Lines of data
******************************

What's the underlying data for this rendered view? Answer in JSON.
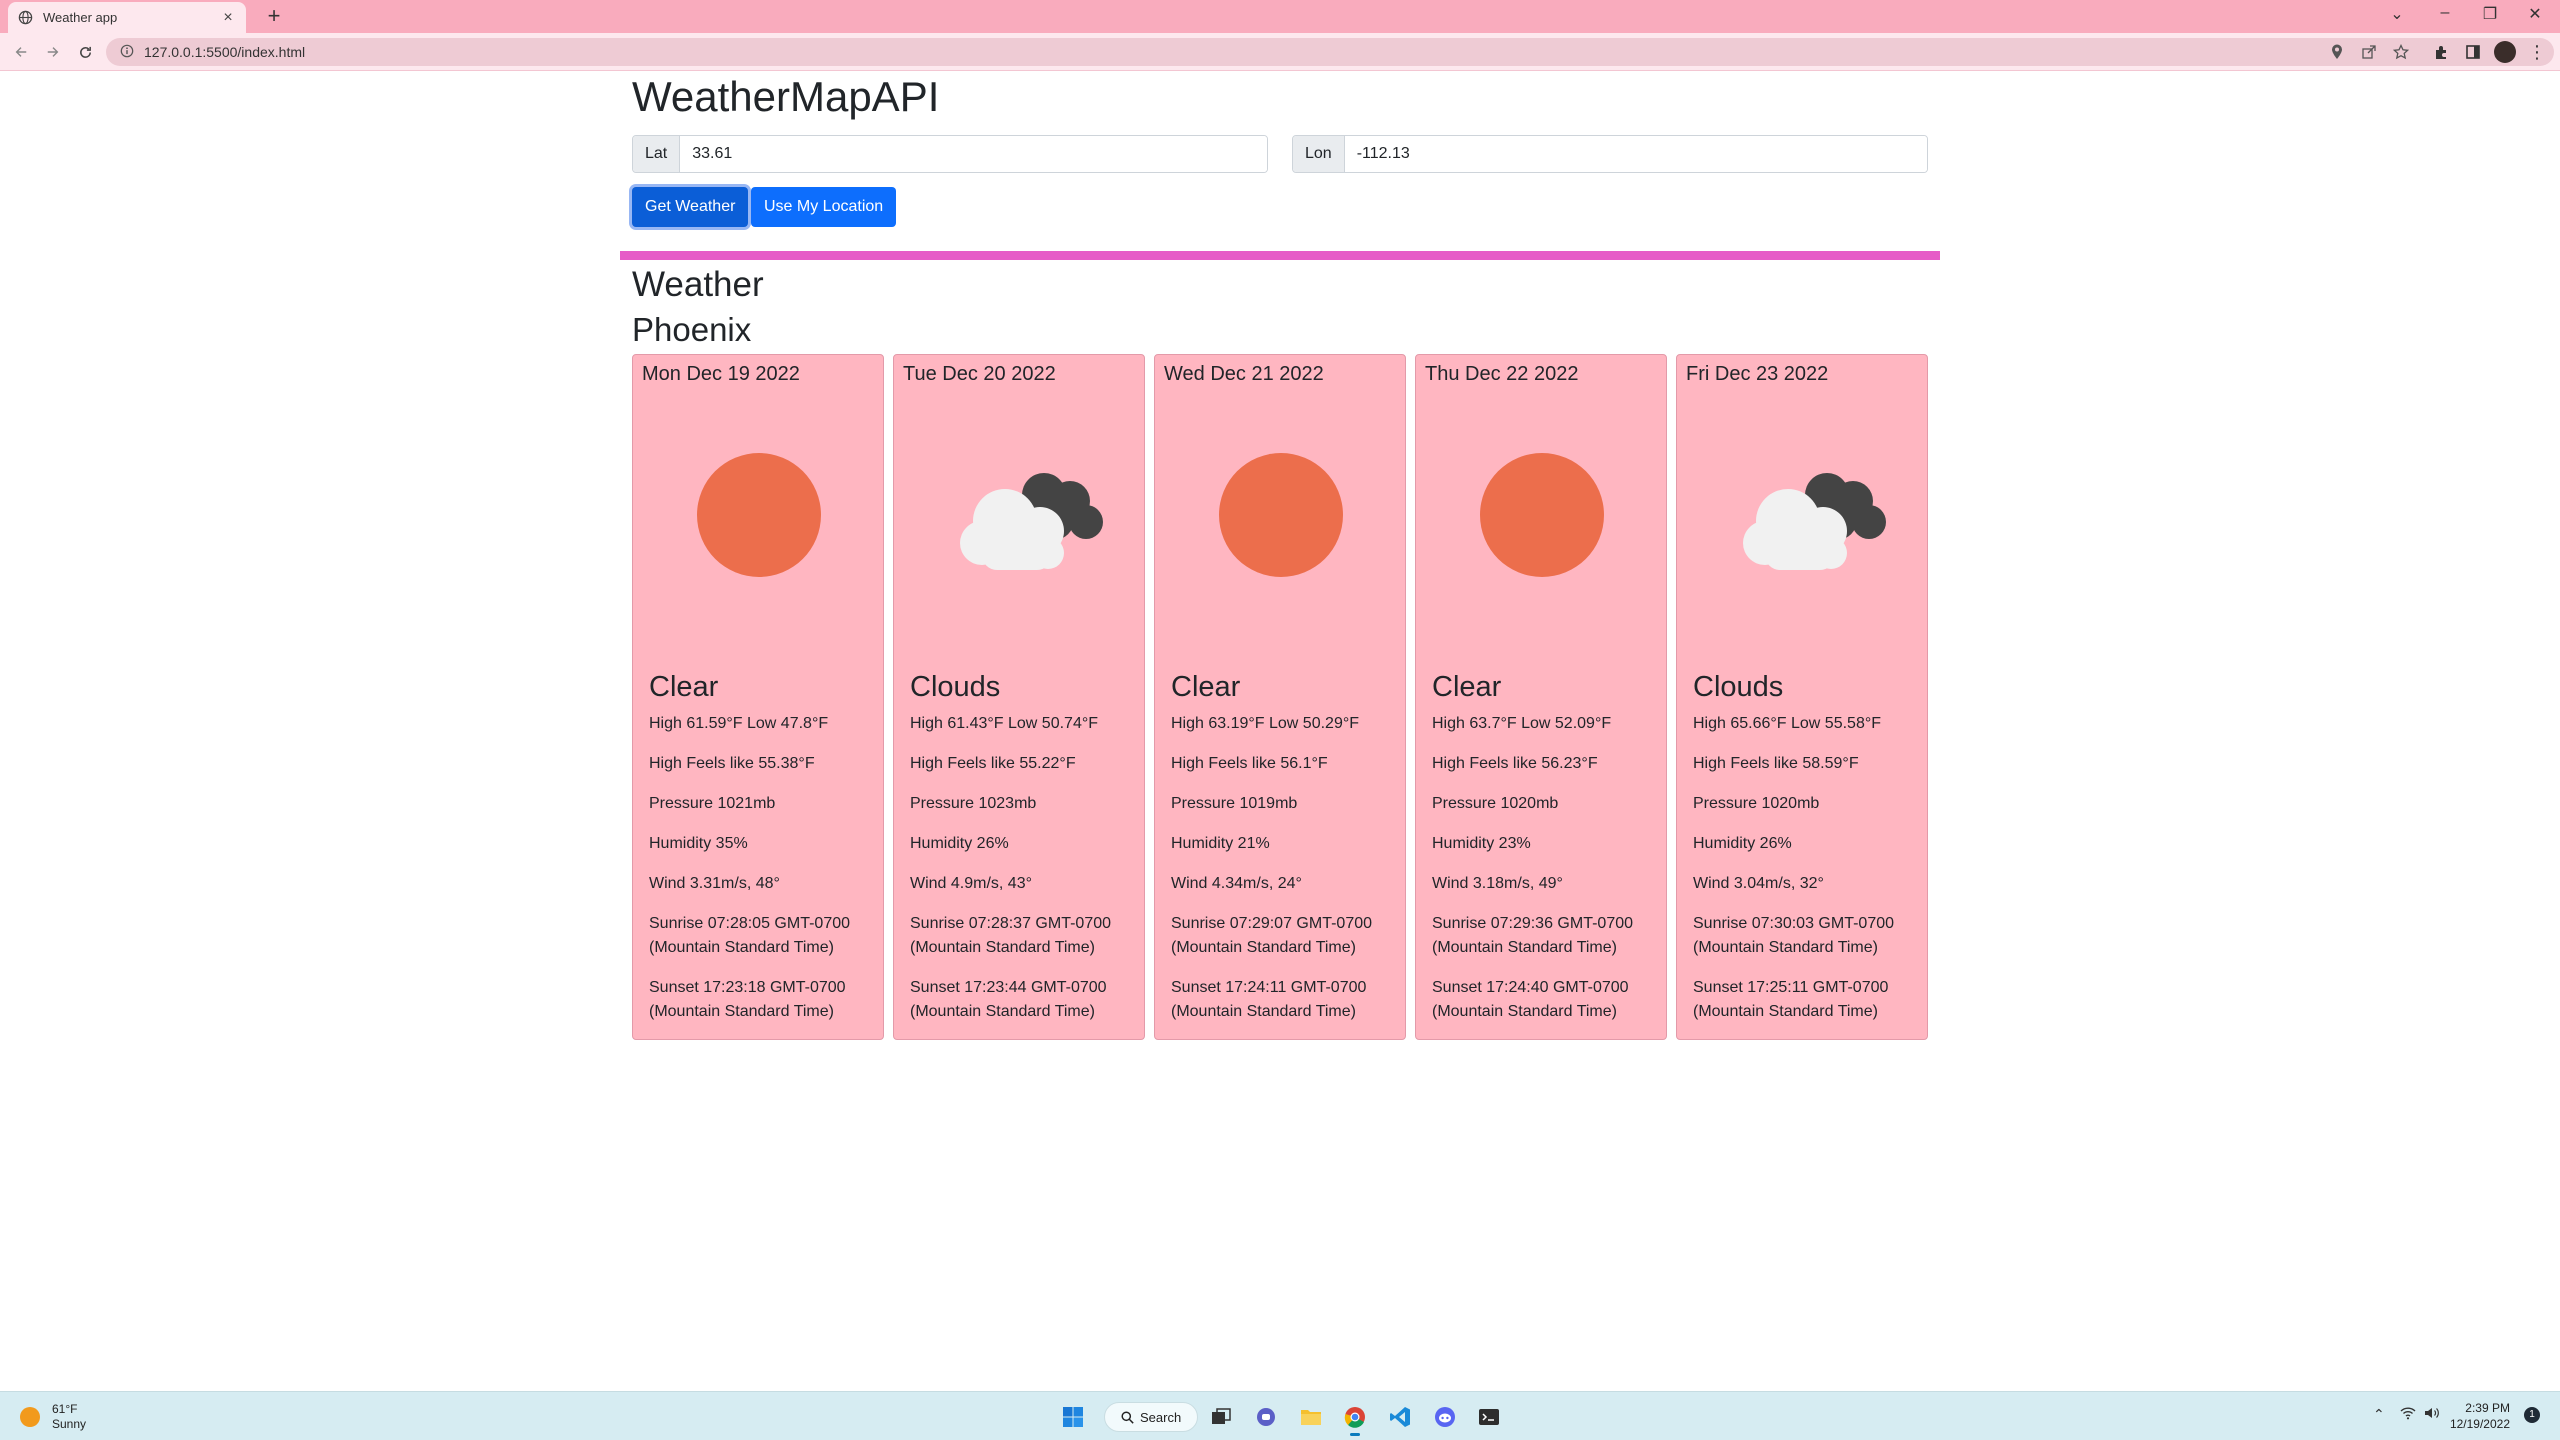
{
  "browser": {
    "tab_title": "Weather app",
    "url": "127.0.0.1:5500/index.html"
  },
  "app": {
    "title": "WeatherMapAPI",
    "lat_label": "Lat",
    "lat_value": "33.61",
    "lon_label": "Lon",
    "lon_value": "-112.13",
    "get_weather_label": "Get Weather",
    "use_location_label": "Use My Location",
    "section_title": "Weather",
    "city": "Phoenix",
    "accent_color": "#e65bc7",
    "card_color": "#ffb6c1",
    "forecast": [
      {
        "date": "Mon Dec 19 2022",
        "icon": "sun-icon",
        "desc": "Clear",
        "high_low": "High 61.59°F Low 47.8°F",
        "feels": "High Feels like 55.38°F",
        "pressure": "Pressure 1021mb",
        "humidity": "Humidity 35%",
        "wind": "Wind 3.31m/s, 48°",
        "sunrise": "Sunrise 07:28:05 GMT-0700 (Mountain Standard Time)",
        "sunset": "Sunset 17:23:18 GMT-0700 (Mountain Standard Time)"
      },
      {
        "date": "Tue Dec 20 2022",
        "icon": "clouds-icon",
        "desc": "Clouds",
        "high_low": "High 61.43°F Low 50.74°F",
        "feels": "High Feels like 55.22°F",
        "pressure": "Pressure 1023mb",
        "humidity": "Humidity 26%",
        "wind": "Wind 4.9m/s, 43°",
        "sunrise": "Sunrise 07:28:37 GMT-0700 (Mountain Standard Time)",
        "sunset": "Sunset 17:23:44 GMT-0700 (Mountain Standard Time)"
      },
      {
        "date": "Wed Dec 21 2022",
        "icon": "sun-icon",
        "desc": "Clear",
        "high_low": "High 63.19°F Low 50.29°F",
        "feels": "High Feels like 56.1°F",
        "pressure": "Pressure 1019mb",
        "humidity": "Humidity 21%",
        "wind": "Wind 4.34m/s, 24°",
        "sunrise": "Sunrise 07:29:07 GMT-0700 (Mountain Standard Time)",
        "sunset": "Sunset 17:24:11 GMT-0700 (Mountain Standard Time)"
      },
      {
        "date": "Thu Dec 22 2022",
        "icon": "sun-icon",
        "desc": "Clear",
        "high_low": "High 63.7°F Low 52.09°F",
        "feels": "High Feels like 56.23°F",
        "pressure": "Pressure 1020mb",
        "humidity": "Humidity 23%",
        "wind": "Wind 3.18m/s, 49°",
        "sunrise": "Sunrise 07:29:36 GMT-0700 (Mountain Standard Time)",
        "sunset": "Sunset 17:24:40 GMT-0700 (Mountain Standard Time)"
      },
      {
        "date": "Fri Dec 23 2022",
        "icon": "clouds-icon",
        "desc": "Clouds",
        "high_low": "High 65.66°F Low 55.58°F",
        "feels": "High Feels like 58.59°F",
        "pressure": "Pressure 1020mb",
        "humidity": "Humidity 26%",
        "wind": "Wind 3.04m/s, 32°",
        "sunrise": "Sunrise 07:30:03 GMT-0700 (Mountain Standard Time)",
        "sunset": "Sunset 17:25:11 GMT-0700 (Mountain Standard Time)"
      }
    ]
  },
  "taskbar": {
    "weather_temp": "61°F",
    "weather_desc": "Sunny",
    "search_label": "Search",
    "time": "2:39 PM",
    "date": "12/19/2022",
    "notification_count": "1"
  }
}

******************************

- [TO BE DONE]: Your job is to transcribe the entries above exactly; skip the pictures.

- [CORRECT RESPONSE]:
What's the underlying data for this rendered view? Answer in JSON.
{
  "browser": {
    "tab_title": "Weather app",
    "url": "127.0.0.1:5500/index.html"
  },
  "app": {
    "title": "WeatherMapAPI",
    "lat_label": "Lat",
    "lat_value": "33.61",
    "lon_label": "Lon",
    "lon_value": "-112.13",
    "get_weather_label": "Get Weather",
    "use_location_label": "Use My Location",
    "section_title": "Weather",
    "city": "Phoenix",
    "accent_color": "#e65bc7",
    "card_color": "#ffb6c1",
    "forecast": [
      {
        "date": "Mon Dec 19 2022",
        "icon": "sun-icon",
        "desc": "Clear",
        "high_low": "High 61.59°F Low 47.8°F",
        "feels": "High Feels like 55.38°F",
        "pressure": "Pressure 1021mb",
        "humidity": "Humidity 35%",
        "wind": "Wind 3.31m/s, 48°",
        "sunrise": "Sunrise 07:28:05 GMT-0700 (Mountain Standard Time)",
        "sunset": "Sunset 17:23:18 GMT-0700 (Mountain Standard Time)"
      },
      {
        "date": "Tue Dec 20 2022",
        "icon": "clouds-icon",
        "desc": "Clouds",
        "high_low": "High 61.43°F Low 50.74°F",
        "feels": "High Feels like 55.22°F",
        "pressure": "Pressure 1023mb",
        "humidity": "Humidity 26%",
        "wind": "Wind 4.9m/s, 43°",
        "sunrise": "Sunrise 07:28:37 GMT-0700 (Mountain Standard Time)",
        "sunset": "Sunset 17:23:44 GMT-0700 (Mountain Standard Time)"
      },
      {
        "date": "Wed Dec 21 2022",
        "icon": "sun-icon",
        "desc": "Clear",
        "high_low": "High 63.19°F Low 50.29°F",
        "feels": "High Feels like 56.1°F",
        "pressure": "Pressure 1019mb",
        "humidity": "Humidity 21%",
        "wind": "Wind 4.34m/s, 24°",
        "sunrise": "Sunrise 07:29:07 GMT-0700 (Mountain Standard Time)",
        "sunset": "Sunset 17:24:11 GMT-0700 (Mountain Standard Time)"
      },
      {
        "date": "Thu Dec 22 2022",
        "icon": "sun-icon",
        "desc": "Clear",
        "high_low": "High 63.7°F Low 52.09°F",
        "feels": "High Feels like 56.23°F",
        "pressure": "Pressure 1020mb",
        "humidity": "Humidity 23%",
        "wind": "Wind 3.18m/s, 49°",
        "sunrise": "Sunrise 07:29:36 GMT-0700 (Mountain Standard Time)",
        "sunset": "Sunset 17:24:40 GMT-0700 (Mountain Standard Time)"
      },
      {
        "date": "Fri Dec 23 2022",
        "icon": "clouds-icon",
        "desc": "Clouds",
        "high_low": "High 65.66°F Low 55.58°F",
        "feels": "High Feels like 58.59°F",
        "pressure": "Pressure 1020mb",
        "humidity": "Humidity 26%",
        "wind": "Wind 3.04m/s, 32°",
        "sunrise": "Sunrise 07:30:03 GMT-0700 (Mountain Standard Time)",
        "sunset": "Sunset 17:25:11 GMT-0700 (Mountain Standard Time)"
      }
    ]
  },
  "taskbar": {
    "weather_temp": "61°F",
    "weather_desc": "Sunny",
    "search_label": "Search",
    "time": "2:39 PM",
    "date": "12/19/2022",
    "notification_count": "1"
  }
}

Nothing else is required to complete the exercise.